** BEGIN Dataset content **

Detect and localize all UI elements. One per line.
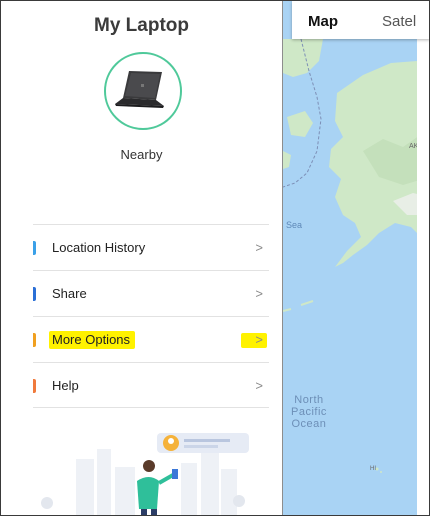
ocean-line: Pacific bbox=[291, 406, 327, 418]
menu-item-location-history[interactable]: Location History > bbox=[33, 224, 269, 270]
chevron-right-icon: > bbox=[255, 378, 263, 393]
tab-map[interactable]: Map bbox=[308, 13, 338, 30]
ocean-line: Ocean bbox=[291, 418, 327, 430]
map-view[interactable]: Sea AK North Pacific Ocean HI Map Satel bbox=[282, 1, 430, 515]
map-label-hi: HI bbox=[370, 466, 376, 472]
device-title: My Laptop bbox=[94, 15, 189, 36]
chevron-right-icon: > bbox=[255, 286, 263, 301]
menu-item-help[interactable]: Help > bbox=[33, 362, 269, 408]
menu-item-label: More Options bbox=[52, 332, 131, 347]
menu-item-more-options[interactable]: More Options > bbox=[33, 316, 269, 362]
map-scrollbar[interactable] bbox=[417, 39, 429, 515]
device-panel: My Laptop Nearby Location History > Shar bbox=[1, 1, 282, 515]
map-label-ocean: North Pacific Ocean bbox=[291, 394, 327, 430]
menu-item-accent bbox=[33, 287, 36, 301]
menu-item-accent bbox=[33, 333, 36, 347]
device-avatar bbox=[104, 52, 182, 130]
menu-item-share[interactable]: Share > bbox=[33, 270, 269, 316]
ocean-line: North bbox=[294, 394, 324, 406]
map-label-sea: Sea bbox=[286, 220, 303, 230]
menu-item-label: Share bbox=[52, 286, 87, 301]
laptop-icon bbox=[115, 71, 164, 108]
person-illustration bbox=[41, 433, 249, 515]
tab-satellite[interactable]: Satel bbox=[382, 13, 416, 30]
chevron-right-icon: > bbox=[255, 240, 263, 255]
chevron-right-icon: > bbox=[255, 332, 263, 347]
map-type-tabs: Map Satel bbox=[292, 1, 429, 39]
menu-item-label: Help bbox=[52, 378, 79, 393]
map-canvas[interactable] bbox=[283, 1, 430, 515]
menu-item-accent bbox=[33, 379, 36, 393]
device-menu: Location History > Share > More Options … bbox=[33, 224, 269, 408]
app-window: My Laptop Nearby Location History > Shar bbox=[0, 0, 430, 516]
menu-item-accent bbox=[33, 241, 36, 255]
device-status: Nearby bbox=[120, 147, 163, 162]
menu-item-label: Location History bbox=[52, 240, 146, 255]
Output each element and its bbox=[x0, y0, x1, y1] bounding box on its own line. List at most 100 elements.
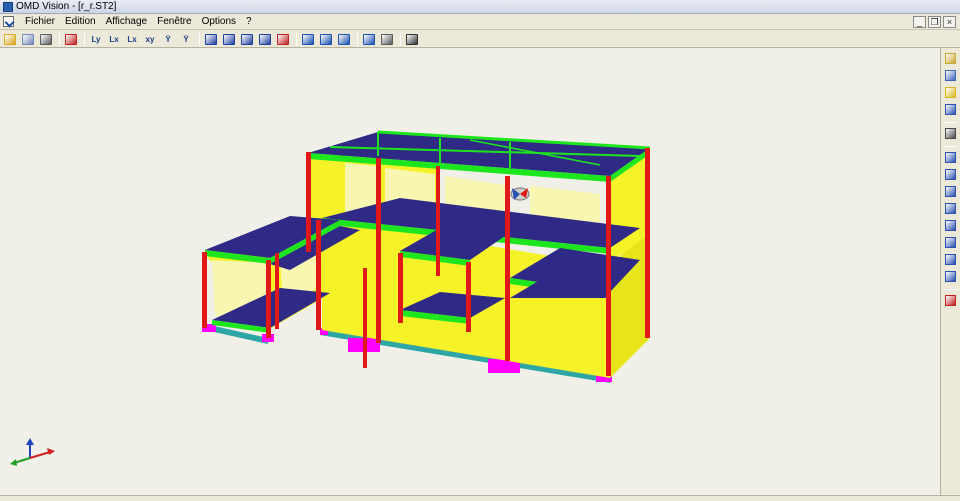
3d-viewport[interactable] bbox=[0, 48, 940, 495]
print-button[interactable] bbox=[38, 32, 54, 47]
title-bar: OMD Vision - [r_r.ST2] bbox=[0, 0, 960, 14]
wall-button[interactable] bbox=[943, 184, 958, 199]
mesh-button[interactable] bbox=[943, 126, 958, 141]
toolbar-separator bbox=[84, 33, 85, 46]
column bbox=[376, 158, 381, 343]
zoom-out-button[interactable] bbox=[239, 32, 255, 47]
column bbox=[645, 148, 650, 338]
zoom-window-icon bbox=[205, 34, 217, 45]
grid-icon bbox=[945, 271, 956, 282]
rotate-icon bbox=[302, 34, 314, 45]
view-iso-button[interactable]: Ÿ bbox=[160, 32, 176, 47]
printer-setup-button[interactable] bbox=[379, 32, 395, 47]
status-bar bbox=[0, 495, 960, 501]
printer-setup-icon bbox=[381, 34, 393, 45]
right-toolbar-buttons bbox=[941, 48, 960, 310]
properties-button[interactable] bbox=[943, 51, 958, 66]
column bbox=[398, 253, 403, 323]
foundation-icon bbox=[945, 220, 956, 231]
menu-affichage[interactable]: Affichage bbox=[101, 16, 153, 28]
toolbar-separator bbox=[400, 33, 401, 46]
columns-icon bbox=[945, 104, 956, 115]
print-icon bbox=[40, 34, 52, 45]
column bbox=[505, 176, 510, 361]
column bbox=[202, 252, 207, 328]
column bbox=[363, 268, 367, 368]
main-toolbar: Ly Lx Lx xy Ÿ Ÿ bbox=[0, 31, 960, 48]
view-iso-icon: Ÿ bbox=[165, 35, 171, 44]
column bbox=[436, 166, 440, 276]
zoom-all-button[interactable] bbox=[257, 32, 273, 47]
support-button[interactable] bbox=[943, 252, 958, 267]
eye-icon bbox=[320, 34, 332, 45]
beam-button[interactable] bbox=[943, 150, 958, 165]
menu-options[interactable]: Options bbox=[197, 16, 241, 28]
menu-help[interactable]: ? bbox=[241, 16, 257, 28]
toolbar-separator bbox=[59, 33, 60, 46]
delete-icon bbox=[945, 295, 956, 306]
pan-button[interactable] bbox=[336, 32, 352, 47]
foundation-button[interactable] bbox=[943, 218, 958, 233]
axes-select-icon bbox=[65, 34, 77, 45]
axes-select-button[interactable] bbox=[63, 32, 79, 47]
mdi-restore-button[interactable]: ❐ bbox=[928, 16, 941, 28]
zoom-out-icon bbox=[241, 34, 253, 45]
app-icon bbox=[3, 2, 13, 12]
toolbar-separator bbox=[357, 33, 358, 46]
view-xy-icon: xy bbox=[145, 35, 155, 44]
view-y-button[interactable]: Ly bbox=[88, 32, 104, 47]
view-minus-x-button[interactable]: Lx bbox=[124, 32, 140, 47]
slab-icon bbox=[945, 169, 956, 180]
support-icon bbox=[945, 254, 956, 265]
open-folder-icon bbox=[4, 34, 16, 45]
zoom-dynamic-button[interactable] bbox=[275, 32, 291, 47]
right-toolbar bbox=[940, 48, 960, 495]
menu-fichier[interactable]: Fichier bbox=[20, 16, 60, 28]
copy-button[interactable] bbox=[20, 32, 36, 47]
eye-button[interactable] bbox=[318, 32, 334, 47]
help-binoculars-button[interactable] bbox=[404, 32, 420, 47]
mdi-close-button[interactable]: × bbox=[943, 16, 956, 28]
grid-button[interactable] bbox=[943, 269, 958, 284]
layers-button[interactable] bbox=[943, 68, 958, 83]
mdi-controls: _ ❐ × bbox=[913, 16, 956, 28]
properties-icon bbox=[945, 53, 956, 64]
mdi-minimize-button[interactable]: _ bbox=[913, 16, 926, 28]
toolbar-separator bbox=[199, 33, 200, 46]
copy-icon bbox=[22, 34, 34, 45]
view-minus-x-icon: Lx bbox=[127, 35, 137, 44]
zoom-dynamic-icon bbox=[277, 34, 289, 45]
column bbox=[266, 260, 271, 338]
toolbar-separator bbox=[943, 289, 958, 290]
menu-fenetre[interactable]: Fenêtre bbox=[152, 16, 196, 28]
beam-icon bbox=[945, 152, 956, 163]
open-folder-button[interactable] bbox=[2, 32, 18, 47]
colors-icon bbox=[945, 87, 956, 98]
view-xy-button[interactable]: xy bbox=[142, 32, 158, 47]
delete-button[interactable] bbox=[943, 293, 958, 308]
view-x-button[interactable]: Lx bbox=[106, 32, 122, 47]
load-button[interactable] bbox=[943, 235, 958, 250]
axis-triad bbox=[10, 438, 55, 466]
zoom-in-button[interactable] bbox=[221, 32, 237, 47]
rotate-button[interactable] bbox=[300, 32, 316, 47]
column-button[interactable] bbox=[943, 201, 958, 216]
view-iso2-button[interactable]: Ÿ bbox=[178, 32, 194, 47]
view-iso2-icon: Ÿ bbox=[183, 35, 189, 44]
render-button[interactable] bbox=[361, 32, 377, 47]
structure-model-view[interactable] bbox=[0, 48, 940, 495]
menu-edition[interactable]: Edition bbox=[60, 16, 101, 28]
pan-icon bbox=[338, 34, 350, 45]
view-x-icon: Lx bbox=[109, 35, 119, 44]
toolbar-separator bbox=[943, 122, 958, 123]
document-system-icon[interactable] bbox=[3, 16, 14, 27]
slab-button[interactable] bbox=[943, 167, 958, 182]
column bbox=[466, 262, 471, 332]
column bbox=[316, 220, 321, 330]
cursor-marker bbox=[510, 187, 530, 201]
zoom-window-button[interactable] bbox=[203, 32, 219, 47]
window-title: OMD Vision - [r_r.ST2] bbox=[16, 1, 117, 12]
columns-button[interactable] bbox=[943, 102, 958, 117]
column bbox=[606, 176, 611, 376]
colors-button[interactable] bbox=[943, 85, 958, 100]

** END Dataset content **

* [Short task] Could you reproduce word for word the lines from the one containing "ocean-line: Pacific bbox=[291, 406, 327, 418]" through the one containing "ocean-line: Ocean bbox=[291, 418, 327, 430]", with both of those lines included?

* [Reply to the exercise]
ocean-line: Pacific bbox=[291, 406, 327, 418]
menu-item-location-history[interactable]: Location History > bbox=[33, 224, 269, 270]
chevron-right-icon: > bbox=[255, 378, 263, 393]
tab-map[interactable]: Map bbox=[308, 13, 338, 30]
ocean-line: Ocean bbox=[291, 418, 327, 430]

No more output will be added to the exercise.